WHAT YOU SHOULD DO = Render every entry verbatim.

Entries with figure data
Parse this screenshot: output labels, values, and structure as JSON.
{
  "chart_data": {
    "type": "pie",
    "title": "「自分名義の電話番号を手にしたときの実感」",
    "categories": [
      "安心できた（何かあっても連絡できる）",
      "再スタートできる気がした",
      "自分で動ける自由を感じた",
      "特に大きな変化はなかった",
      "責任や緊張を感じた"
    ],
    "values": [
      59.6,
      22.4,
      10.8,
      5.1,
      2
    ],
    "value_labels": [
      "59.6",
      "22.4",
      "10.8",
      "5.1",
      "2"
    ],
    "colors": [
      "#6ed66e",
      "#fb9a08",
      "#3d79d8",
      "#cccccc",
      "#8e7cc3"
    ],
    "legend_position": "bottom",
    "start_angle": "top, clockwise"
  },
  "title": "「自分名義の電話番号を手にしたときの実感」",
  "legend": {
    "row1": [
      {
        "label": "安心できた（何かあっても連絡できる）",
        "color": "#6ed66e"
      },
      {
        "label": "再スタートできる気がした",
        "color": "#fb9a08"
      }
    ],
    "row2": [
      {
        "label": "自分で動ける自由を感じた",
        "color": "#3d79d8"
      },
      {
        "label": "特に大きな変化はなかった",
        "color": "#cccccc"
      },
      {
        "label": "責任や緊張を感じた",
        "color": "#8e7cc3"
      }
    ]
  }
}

TASK OUTPUT =
Parse this screenshot: output labels, values, and structure as JSON.
{
  "chart_data": {
    "type": "pie",
    "title": "「自分名義の電話番号を手にしたときの実感」",
    "categories": [
      "安心できた（何かあっても連絡できる）",
      "再スタートできる気がした",
      "自分で動ける自由を感じた",
      "特に大きな変化はなかった",
      "責任や緊張を感じた"
    ],
    "values": [
      59.6,
      22.4,
      10.8,
      5.1,
      2
    ],
    "value_labels": [
      "59.6",
      "22.4",
      "10.8",
      "5.1",
      "2"
    ],
    "colors": [
      "#6ed66e",
      "#fb9a08",
      "#3d79d8",
      "#cccccc",
      "#8e7cc3"
    ],
    "legend_position": "bottom",
    "start_angle": "top, clockwise"
  },
  "title": "「自分名義の電話番号を手にしたときの実感」",
  "legend": {
    "row1": [
      {
        "label": "安心できた（何かあっても連絡できる）",
        "color": "#6ed66e"
      },
      {
        "label": "再スタートできる気がした",
        "color": "#fb9a08"
      }
    ],
    "row2": [
      {
        "label": "自分で動ける自由を感じた",
        "color": "#3d79d8"
      },
      {
        "label": "特に大きな変化はなかった",
        "color": "#cccccc"
      },
      {
        "label": "責任や緊張を感じた",
        "color": "#8e7cc3"
      }
    ]
  }
}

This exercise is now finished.